● Excerpted text
Saturday, October 28, 2006

Happy Decapitated Pumpkin Day!

I never really understood this holiday. Now that it has become such a lucrative consumer free-for-all, it's simply an candy begging campaign to occupy the store displays during that lull between Thanksgiving gluttony and X'mas excess. A heathen like me is sorry to see how this solemn day of All Hallows Eve has been turned into sugar-rush marathon dressed up in a itchy, gaudy gorilla suit.

I know haven’t been a very good blog-mistress lately. I could tell you that it’s because we’ve had guests staying with us and a never-ending parade of family and friends coming by to visit. I could tell you that I’ve had the joy of celebrating the birthdays of both my DH and grandpa within a week of each other. I could tell you that work has been turned upside down and sideways. I could tell you that my final push of food preserving has left me so busy that I’m cross-eyed.

It would be true but really, all that wouldn’t make this past week any different than any other week.

The real reason why I haven’t been posting?

● To-do list
[1] List every explanation the blog post's author says "I could tell you" for not posting lately.
[2] Rewrite the blog post's paragraph that begins "I know haven't been a very good blog-mistress" as a short bulleted list, keeping its main facts.
[3] Carry on writing the blog post about the holiday and the missed posts, beginning right after its last line.
The records that come after this blog post aren't needed for anything here.

● Records supplied
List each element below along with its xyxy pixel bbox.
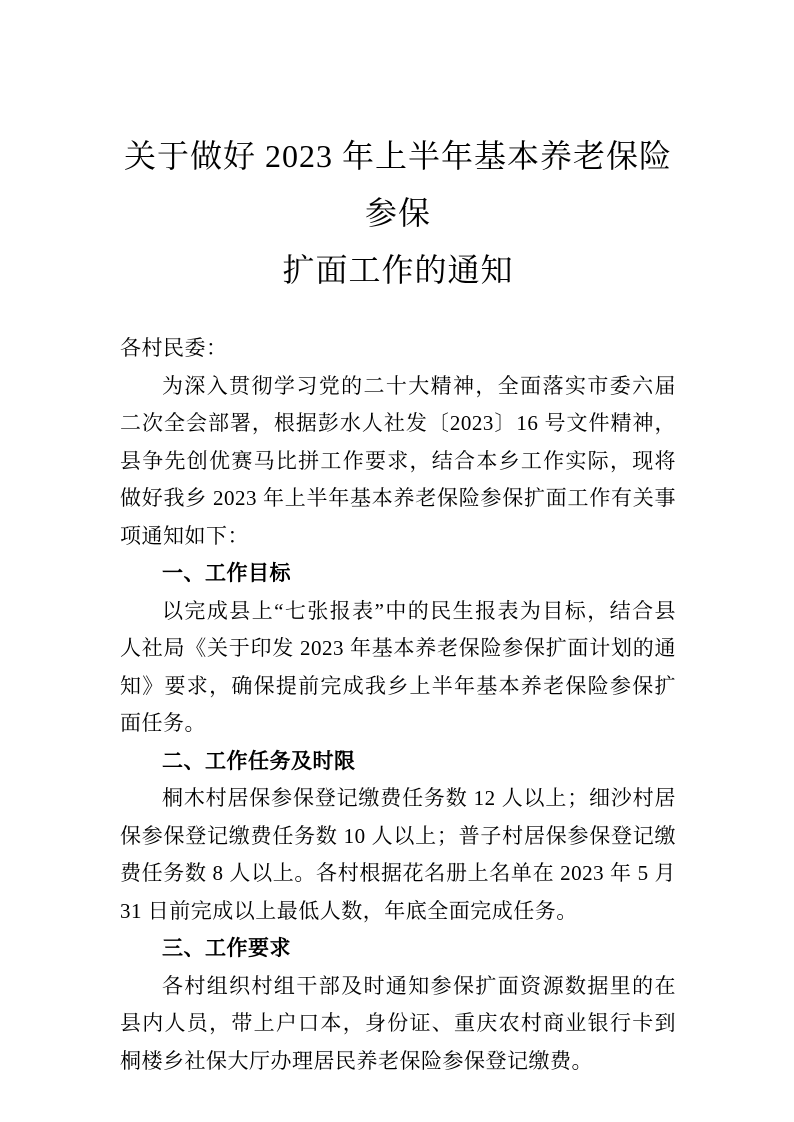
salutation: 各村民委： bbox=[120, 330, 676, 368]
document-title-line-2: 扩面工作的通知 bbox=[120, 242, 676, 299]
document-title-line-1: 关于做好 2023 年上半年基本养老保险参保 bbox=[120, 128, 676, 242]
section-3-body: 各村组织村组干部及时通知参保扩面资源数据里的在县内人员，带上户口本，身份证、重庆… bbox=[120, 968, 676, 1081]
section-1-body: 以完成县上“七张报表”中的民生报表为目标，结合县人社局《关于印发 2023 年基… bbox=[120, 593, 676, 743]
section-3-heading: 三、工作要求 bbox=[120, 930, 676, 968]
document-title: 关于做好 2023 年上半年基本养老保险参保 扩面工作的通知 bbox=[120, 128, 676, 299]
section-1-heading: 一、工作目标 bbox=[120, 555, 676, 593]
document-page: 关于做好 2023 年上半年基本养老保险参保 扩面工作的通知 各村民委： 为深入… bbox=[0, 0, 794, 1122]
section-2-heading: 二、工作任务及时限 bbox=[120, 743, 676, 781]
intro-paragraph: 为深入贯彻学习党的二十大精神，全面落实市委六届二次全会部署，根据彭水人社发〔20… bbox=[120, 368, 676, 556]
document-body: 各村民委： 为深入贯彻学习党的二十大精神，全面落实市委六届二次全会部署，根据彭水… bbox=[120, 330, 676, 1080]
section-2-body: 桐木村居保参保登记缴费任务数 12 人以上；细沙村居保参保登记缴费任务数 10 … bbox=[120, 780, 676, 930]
* * *
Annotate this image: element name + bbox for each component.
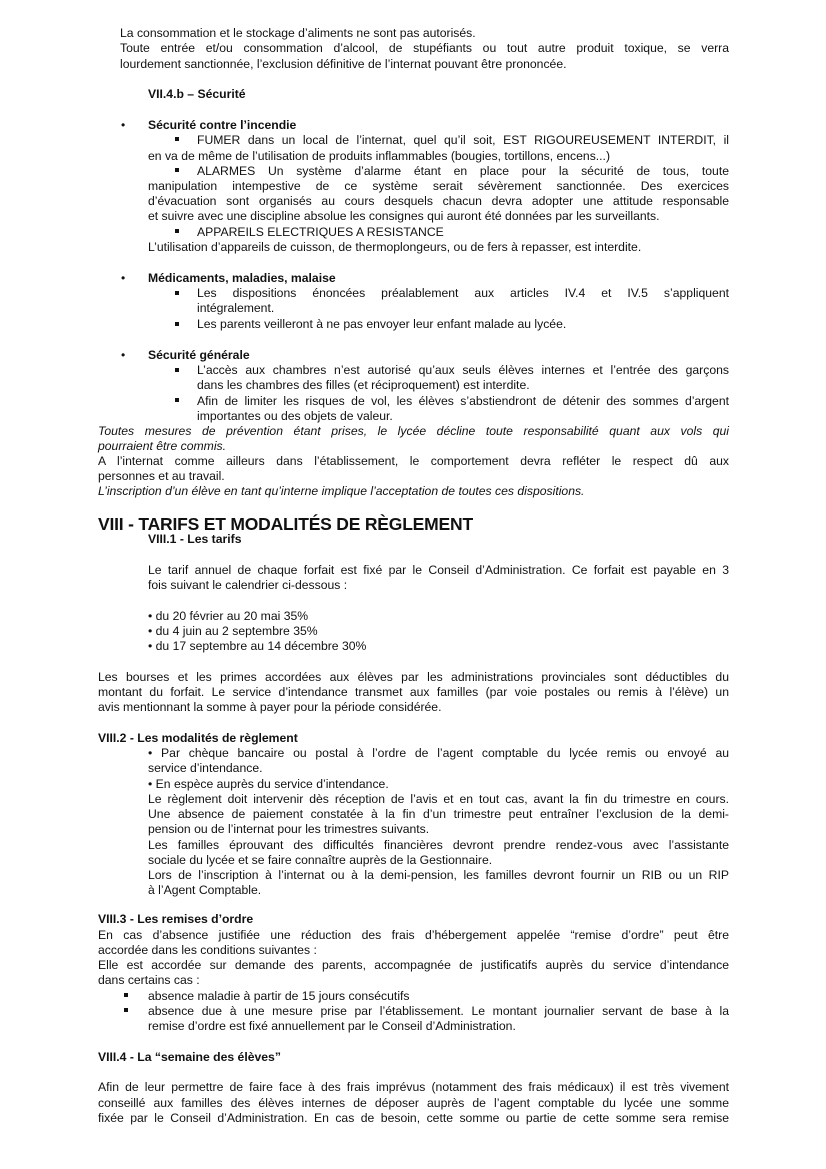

● Responses
[1]
- Guests have been staying, and family and friends have kept coming by to visit.
- The birthdays of both DH and grandpa fell within a week of each other.
- Work has been turned upside down and sideways.
- The final push of food preserving has left the writer so busy as to be cross-eyed.

[2]
Not a good blog-mistress lately. Possible explanations:
- Guests staying, plus a steady stream of visiting family and friends
- DH's and grandpa's birthdays, both within one week
- Work turned upside down and sideways
- A final push of food preserving, leaving the writer cross-eyed with busyness

[3]
I’m obsessed with my new knitting project:
















I’m making a kimono sleeved shrug wrap. Yes! It’s finally sweater season! Yippee!

For knit-geeks: The background colours are, of course, Noro yarn. I’m using a Silk Garden No. 34 and a Kureyon no. 178. I’m also using Marks & Kattens Feelings yarn leftover from a wedding afghan I did for my sis-in-law and her DH. You can’t really tell from these shots but the Feeling’s yarn pattern is based on a motif from a plant pot.

It took me a few days and several cathartic frogged attempts to finally figure out the pattern. Initially I was going to use the Noro for the motif and the Feelings yarn for the background but it just didn’t look right. Then I tinkered with the motif a bit. After a week of knitting, I finally managed to finish one sleeve and I’m ready to dive into the other sleeve. As usual, I’m doing it all on circular needles and I’m trying to get away with doing as little seaming as possible.

I still haven’t designed the collar yet but I figure the sweater will tell me what sort of collar it wants when I get to that point.

However, as obsessed as I am with my new project, I haven’t been starving. Especially since I am blessed with friends and family who show up at my door with local bounty. I have a couple packages of moose steaks and sausage in the freezer thanks to DH’s family’s generosity. I can’t wait to get into those.

Last week, we had friends show up with an armful of locally picked chantrelles!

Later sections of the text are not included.